> [Assigned task 1]
From the People v. Scofield text, pull out the passage between "StatusPublished" and "849 (Cal. 1928).", inclusive, copying it word for word.
> [Assigned task 2]
List the counts that the information in the People v. Scofield text charged the defendant with.

People v. Scofield

265 P. 914, 203 Cal. 703, 1928 Cal. LEXIS 849
CourtCalifornia Supreme Court
DecidedMarch 27, 1928
DocketDocket No. Crim. 3056.
StatusPublished
Cited by101 cases

This text of 265 P. 914 (People v. Scofield) is published on Counsel Stack Legal Research, covering California Supreme Court primary law. Counsel Stack provides free access to over 12 million legal documents including statutes, case law, regulations, and constitutions.

Bluebook
People v. Scofield, 265 P. 914, 203 Cal. 703, 1928 Cal. LEXIS 849 (Cal. 1928).

Opinion

SHENK, J.

An information was filed in the superior court in and for the county of Los Angeles charging the defendant in three counts—manslaughter in the first count, operating a motor vehicle on a public highway while under the influence of intoxicating liquor in the second count, and with failure to stop, render aid, etc., in violation of section 141 of the California Vehicle Act, in the third count. *705 During the course o£ the trial the second count was dismissed on motion of the district attorney. The jury disagreed on the manslaughter charge, but found the defendant guilty as charged in the third count. He appeals from the judgment of conviction and from the order denying his motion for a new trial.

> [Extracted data]

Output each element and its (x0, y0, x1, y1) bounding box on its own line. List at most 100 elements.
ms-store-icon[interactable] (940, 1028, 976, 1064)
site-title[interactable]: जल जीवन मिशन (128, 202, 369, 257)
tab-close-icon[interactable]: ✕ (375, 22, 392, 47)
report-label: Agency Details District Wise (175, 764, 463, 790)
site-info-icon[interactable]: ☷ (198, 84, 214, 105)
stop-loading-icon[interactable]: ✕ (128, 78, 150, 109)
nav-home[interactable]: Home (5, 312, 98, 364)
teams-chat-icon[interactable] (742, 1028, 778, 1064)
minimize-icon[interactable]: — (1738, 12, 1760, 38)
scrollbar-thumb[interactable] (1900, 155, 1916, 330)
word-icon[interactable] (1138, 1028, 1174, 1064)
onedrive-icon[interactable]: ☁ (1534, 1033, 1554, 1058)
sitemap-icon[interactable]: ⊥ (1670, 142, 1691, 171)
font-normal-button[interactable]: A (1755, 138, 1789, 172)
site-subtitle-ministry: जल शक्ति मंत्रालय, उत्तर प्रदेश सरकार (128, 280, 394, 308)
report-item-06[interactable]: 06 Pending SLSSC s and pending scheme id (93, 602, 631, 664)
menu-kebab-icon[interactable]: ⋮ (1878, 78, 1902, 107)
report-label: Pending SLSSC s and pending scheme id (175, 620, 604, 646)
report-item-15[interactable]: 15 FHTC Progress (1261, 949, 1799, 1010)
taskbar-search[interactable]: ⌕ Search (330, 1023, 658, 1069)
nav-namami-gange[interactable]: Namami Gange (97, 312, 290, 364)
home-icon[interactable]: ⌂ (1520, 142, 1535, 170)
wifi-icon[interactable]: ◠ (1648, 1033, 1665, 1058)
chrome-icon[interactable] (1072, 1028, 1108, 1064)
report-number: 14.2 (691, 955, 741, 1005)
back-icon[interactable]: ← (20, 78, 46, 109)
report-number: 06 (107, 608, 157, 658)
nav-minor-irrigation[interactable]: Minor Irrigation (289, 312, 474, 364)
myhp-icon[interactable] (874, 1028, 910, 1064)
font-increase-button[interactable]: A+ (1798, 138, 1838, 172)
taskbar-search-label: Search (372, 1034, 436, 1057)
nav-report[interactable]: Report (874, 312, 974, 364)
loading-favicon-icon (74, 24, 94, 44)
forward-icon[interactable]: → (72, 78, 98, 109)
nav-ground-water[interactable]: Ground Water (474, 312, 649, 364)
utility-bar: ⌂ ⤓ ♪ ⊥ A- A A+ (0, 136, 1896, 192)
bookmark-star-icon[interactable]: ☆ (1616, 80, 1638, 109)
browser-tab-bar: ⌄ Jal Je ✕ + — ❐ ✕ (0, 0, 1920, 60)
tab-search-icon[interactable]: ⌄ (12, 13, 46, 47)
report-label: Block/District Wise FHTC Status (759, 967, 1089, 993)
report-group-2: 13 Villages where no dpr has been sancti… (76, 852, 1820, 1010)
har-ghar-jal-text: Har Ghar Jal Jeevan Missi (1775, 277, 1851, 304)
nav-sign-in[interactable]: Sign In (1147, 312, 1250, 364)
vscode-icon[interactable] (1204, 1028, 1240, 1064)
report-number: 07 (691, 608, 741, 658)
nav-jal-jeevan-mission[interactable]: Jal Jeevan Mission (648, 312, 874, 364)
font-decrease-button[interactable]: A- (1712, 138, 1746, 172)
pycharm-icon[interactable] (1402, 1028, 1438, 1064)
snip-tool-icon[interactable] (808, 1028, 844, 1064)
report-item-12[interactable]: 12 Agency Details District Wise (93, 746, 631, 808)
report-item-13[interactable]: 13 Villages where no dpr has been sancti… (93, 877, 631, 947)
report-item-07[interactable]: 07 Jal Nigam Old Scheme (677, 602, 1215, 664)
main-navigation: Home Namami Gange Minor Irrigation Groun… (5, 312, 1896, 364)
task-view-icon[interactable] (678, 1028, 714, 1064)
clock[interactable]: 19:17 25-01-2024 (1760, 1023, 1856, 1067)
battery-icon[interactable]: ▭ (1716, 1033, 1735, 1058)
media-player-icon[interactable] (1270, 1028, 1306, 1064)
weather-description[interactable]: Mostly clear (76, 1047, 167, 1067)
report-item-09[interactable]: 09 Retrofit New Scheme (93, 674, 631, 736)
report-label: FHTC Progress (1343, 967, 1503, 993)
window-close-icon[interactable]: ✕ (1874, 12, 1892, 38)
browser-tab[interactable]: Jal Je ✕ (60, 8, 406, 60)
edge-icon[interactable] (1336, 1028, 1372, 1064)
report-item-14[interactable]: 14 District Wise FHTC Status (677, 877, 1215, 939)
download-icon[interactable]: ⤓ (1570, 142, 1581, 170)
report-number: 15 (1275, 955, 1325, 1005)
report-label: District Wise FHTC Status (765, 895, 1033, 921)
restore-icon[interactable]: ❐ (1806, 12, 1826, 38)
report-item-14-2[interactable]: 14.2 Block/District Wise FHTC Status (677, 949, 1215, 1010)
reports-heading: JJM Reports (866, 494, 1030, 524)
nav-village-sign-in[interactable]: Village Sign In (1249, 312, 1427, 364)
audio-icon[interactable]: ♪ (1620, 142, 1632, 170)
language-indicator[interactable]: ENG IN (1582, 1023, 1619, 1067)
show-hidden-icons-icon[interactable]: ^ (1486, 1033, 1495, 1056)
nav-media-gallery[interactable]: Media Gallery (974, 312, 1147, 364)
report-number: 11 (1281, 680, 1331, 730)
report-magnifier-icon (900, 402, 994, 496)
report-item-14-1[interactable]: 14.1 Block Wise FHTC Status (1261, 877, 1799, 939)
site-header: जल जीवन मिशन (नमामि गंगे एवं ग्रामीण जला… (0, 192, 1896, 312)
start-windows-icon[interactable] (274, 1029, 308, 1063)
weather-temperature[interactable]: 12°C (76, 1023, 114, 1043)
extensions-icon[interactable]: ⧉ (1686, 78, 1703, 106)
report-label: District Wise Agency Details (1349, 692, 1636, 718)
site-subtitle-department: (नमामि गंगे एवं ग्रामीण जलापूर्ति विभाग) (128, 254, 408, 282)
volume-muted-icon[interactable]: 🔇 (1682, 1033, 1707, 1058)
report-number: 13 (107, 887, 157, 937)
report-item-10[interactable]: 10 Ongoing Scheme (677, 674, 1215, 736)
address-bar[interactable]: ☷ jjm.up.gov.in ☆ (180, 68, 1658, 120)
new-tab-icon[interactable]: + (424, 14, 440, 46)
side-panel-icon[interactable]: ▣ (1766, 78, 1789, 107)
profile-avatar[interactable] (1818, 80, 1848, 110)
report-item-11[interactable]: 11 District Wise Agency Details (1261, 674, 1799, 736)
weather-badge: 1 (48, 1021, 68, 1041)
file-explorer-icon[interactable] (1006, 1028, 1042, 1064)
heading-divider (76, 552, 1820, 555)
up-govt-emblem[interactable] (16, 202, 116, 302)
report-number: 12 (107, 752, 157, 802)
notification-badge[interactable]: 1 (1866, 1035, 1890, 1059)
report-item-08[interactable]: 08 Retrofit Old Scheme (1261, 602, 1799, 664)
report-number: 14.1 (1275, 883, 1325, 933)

> [Response 1]
StatusPublished
Cited by101 cases

This text of 265 P. 914 (People v. Scofield) is published on Counsel Stack Legal Research, covering California Supreme Court primary law. Counsel Stack provides free access to over 12 million legal documents including statutes, case law, regulations, and constitutions.

Bluebook
People v. Scofield, 265 P. 914, 203 Cal. 703, 1928 Cal. LEXIS 849 (Cal. 1928).

> [Response 2]
- Manslaughter
- Operating a motor vehicle on a public highway while under the influence of intoxicating liquor
- Failure to stop, render aid, etc., in violation of section 141 of the California Vehicle Act